O poder (como poder de mandar alguém fazer alguma coisa contra sua

vontade, como, ao fim e ao cabo, se manifesta qualquer poder) é uma

medida de não-rede (em termos de rede distribuída); quer dizer, é uma

medida direta do grau de centralização (ou uma medida inversa do grau de

distribuição) de uma rede. Ele ocorre (ou sobrevém) não quando os nodos

se aglomeram em função da sua interação e sim, ao contrário, quando

impedimos que tal aglomeramento se dê livremente (em virtude da

dinâmica da interação), mas colocamos obstáculos, construímos cancelas

ou selecionamos caminhos por onde ela (a interação) deve passar: sejam

muros, cercas, paredes, escadas, portas e fechaduras, ou firewalls. Todo

poder nasce de um impedimento imposto à livre fluição. Todo poder é uma

introdução artificial (uma fabricação) de escassez de caminhos. Todo poder

é uma tentativa de evitar a abundância de caminhos. Todo poder –

necessariamente hierárquico – é uma reação à distribuição.

---

**Partes do exercício**.
1/ No trecho sobre o poder, troque "caminhos" por "rotas" e reproduza a passagem que vai de "introdução artificial (uma" até "reação à distribuição.".
2/ De acordo com o trecho sobre o poder, de que nasce todo poder?

**Dados registrados**.
---

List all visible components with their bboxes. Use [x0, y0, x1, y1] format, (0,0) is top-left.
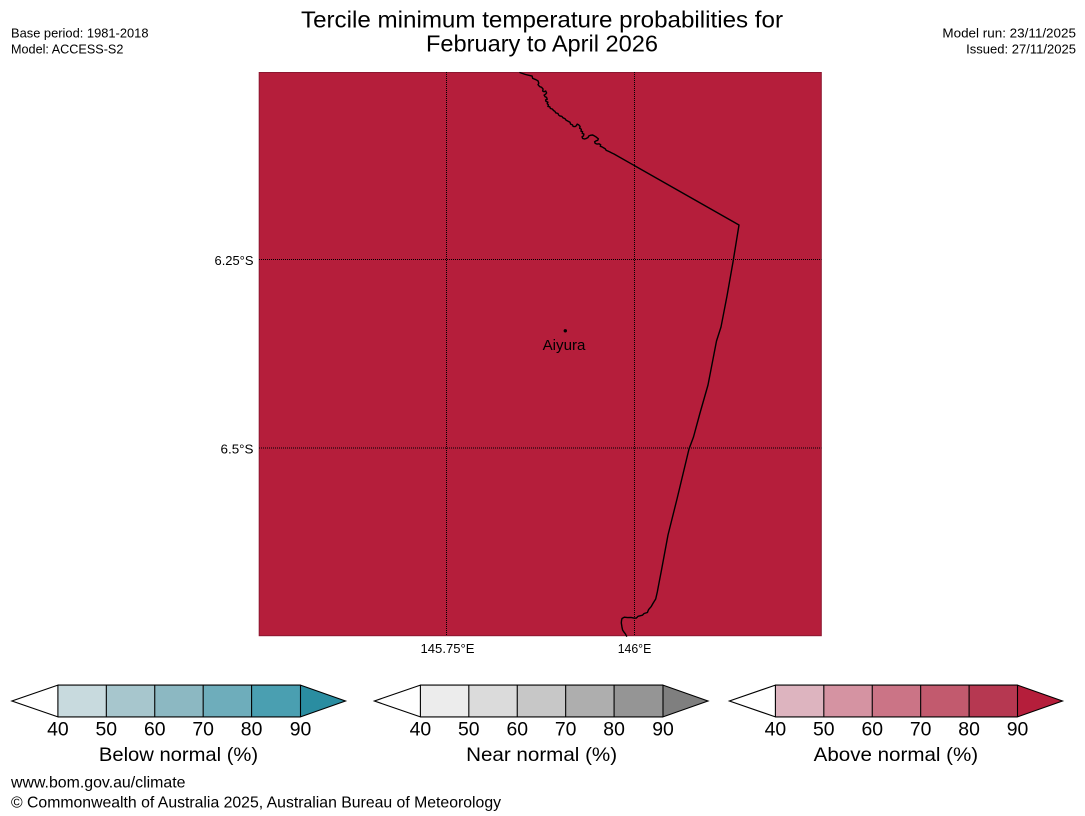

---

**Respostas**.
1/
introdução artificial (uma fabricação) de escassez de rotas. Todo poder

é uma tentativa de evitar a abundância de rotas. Todo poder –

necessariamente hierárquico – é uma reação à distribuição.

2/ De um impedimento imposto à livre fluição.